• **INSTRUCTIONS TO FOLLOW**:
Transcribe the listing word for word.

--- begin EXERCISE INPUT ---

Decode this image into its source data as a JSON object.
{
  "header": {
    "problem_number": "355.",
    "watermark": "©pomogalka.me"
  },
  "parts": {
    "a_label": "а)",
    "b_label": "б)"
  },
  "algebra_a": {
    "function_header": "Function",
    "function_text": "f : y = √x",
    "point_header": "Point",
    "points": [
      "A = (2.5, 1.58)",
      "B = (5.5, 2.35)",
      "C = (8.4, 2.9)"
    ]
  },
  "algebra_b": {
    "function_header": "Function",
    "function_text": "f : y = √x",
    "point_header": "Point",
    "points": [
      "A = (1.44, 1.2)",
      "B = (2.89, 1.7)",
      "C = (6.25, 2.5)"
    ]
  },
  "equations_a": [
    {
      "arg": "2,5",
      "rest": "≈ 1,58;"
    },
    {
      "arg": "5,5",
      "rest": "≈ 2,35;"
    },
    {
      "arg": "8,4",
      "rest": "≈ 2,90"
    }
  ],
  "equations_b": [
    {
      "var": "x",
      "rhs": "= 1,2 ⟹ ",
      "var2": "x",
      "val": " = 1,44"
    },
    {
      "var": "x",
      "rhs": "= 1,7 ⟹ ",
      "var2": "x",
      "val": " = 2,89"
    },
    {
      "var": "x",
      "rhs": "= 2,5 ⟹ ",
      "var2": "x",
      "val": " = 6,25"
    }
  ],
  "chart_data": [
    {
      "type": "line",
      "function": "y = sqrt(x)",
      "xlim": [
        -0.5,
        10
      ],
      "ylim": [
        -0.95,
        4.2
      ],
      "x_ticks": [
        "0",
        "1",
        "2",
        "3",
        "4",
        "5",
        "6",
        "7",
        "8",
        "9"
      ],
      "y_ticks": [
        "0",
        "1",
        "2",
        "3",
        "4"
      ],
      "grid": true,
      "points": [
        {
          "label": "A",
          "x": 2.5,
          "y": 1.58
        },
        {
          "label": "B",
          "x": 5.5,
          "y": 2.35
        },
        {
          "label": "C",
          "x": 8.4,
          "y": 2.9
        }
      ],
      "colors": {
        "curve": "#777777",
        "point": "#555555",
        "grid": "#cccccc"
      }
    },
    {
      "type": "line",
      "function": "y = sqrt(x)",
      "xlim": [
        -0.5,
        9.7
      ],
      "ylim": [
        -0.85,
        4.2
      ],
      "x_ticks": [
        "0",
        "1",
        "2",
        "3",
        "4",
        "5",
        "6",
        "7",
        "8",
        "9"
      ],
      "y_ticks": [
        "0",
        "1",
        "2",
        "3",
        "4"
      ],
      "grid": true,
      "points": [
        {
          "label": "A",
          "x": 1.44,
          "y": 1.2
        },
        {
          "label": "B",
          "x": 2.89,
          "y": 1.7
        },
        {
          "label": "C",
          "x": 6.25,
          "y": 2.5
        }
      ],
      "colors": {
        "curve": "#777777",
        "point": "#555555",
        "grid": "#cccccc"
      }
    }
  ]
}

--- end EXERCISE INPUT ---

• **EXERCISE ANSWER**:
Decode this image into its source data as a JSON object.
{
  "header": {
    "problem_number": "355.",
    "watermark": "©pomogalka.me"
  },
  "parts": {
    "a_label": "а)",
    "b_label": "б)"
  },
  "algebra_a": {
    "function_header": "Function",
    "function_text": "f : y = √x",
    "point_header": "Point",
    "points": [
      "A = (2.5, 1.58)",
      "B = (5.5, 2.35)",
      "C = (8.4, 2.9)"
    ]
  },
  "algebra_b": {
    "function_header": "Function",
    "function_text": "f : y = √x",
    "point_header": "Point",
    "points": [
      "A = (1.44, 1.2)",
      "B = (2.89, 1.7)",
      "C = (6.25, 2.5)"
    ]
  },
  "equations_a": [
    {
      "arg": "2,5",
      "rest": "≈ 1,58;"
    },
    {
      "arg": "5,5",
      "rest": "≈ 2,35;"
    },
    {
      "arg": "8,4",
      "rest": "≈ 2,90"
    }
  ],
  "equations_b": [
    {
      "var": "x",
      "rhs": "= 1,2 ⟹ ",
      "var2": "x",
      "val": " = 1,44"
    },
    {
      "var": "x",
      "rhs": "= 1,7 ⟹ ",
      "var2": "x",
      "val": " = 2,89"
    },
    {
      "var": "x",
      "rhs": "= 2,5 ⟹ ",
      "var2": "x",
      "val": " = 6,25"
    }
  ],
  "chart_data": [
    {
      "type": "line",
      "function": "y = sqrt(x)",
      "xlim": [
        -0.5,
        10
      ],
      "ylim": [
        -0.95,
        4.2
      ],
      "x_ticks": [
        "0",
        "1",
        "2",
        "3",
        "4",
        "5",
        "6",
        "7",
        "8",
        "9"
      ],
      "y_ticks": [
        "0",
        "1",
        "2",
        "3",
        "4"
      ],
      "grid": true,
      "points": [
        {
          "label": "A",
          "x": 2.5,
          "y": 1.58
        },
        {
          "label": "B",
          "x": 5.5,
          "y": 2.35
        },
        {
          "label": "C",
          "x": 8.4,
          "y": 2.9
        }
      ],
      "colors": {
        "curve": "#777777",
        "point": "#555555",
        "grid": "#cccccc"
      }
    },
    {
      "type": "line",
      "function": "y = sqrt(x)",
      "xlim": [
        -0.5,
        9.7
      ],
      "ylim": [
        -0.85,
        4.2
      ],
      "x_ticks": [
        "0",
        "1",
        "2",
        "3",
        "4",
        "5",
        "6",
        "7",
        "8",
        "9"
      ],
      "y_ticks": [
        "0",
        "1",
        "2",
        "3",
        "4"
      ],
      "grid": true,
      "points": [
        {
          "label": "A",
          "x": 1.44,
          "y": 1.2
        },
        {
          "label": "B",
          "x": 2.89,
          "y": 1.7
        },
        {
          "label": "C",
          "x": 6.25,
          "y": 2.5
        }
      ],
      "colors": {
        "curve": "#777777",
        "point": "#555555",
        "grid": "#cccccc"
      }
    }
  ]
}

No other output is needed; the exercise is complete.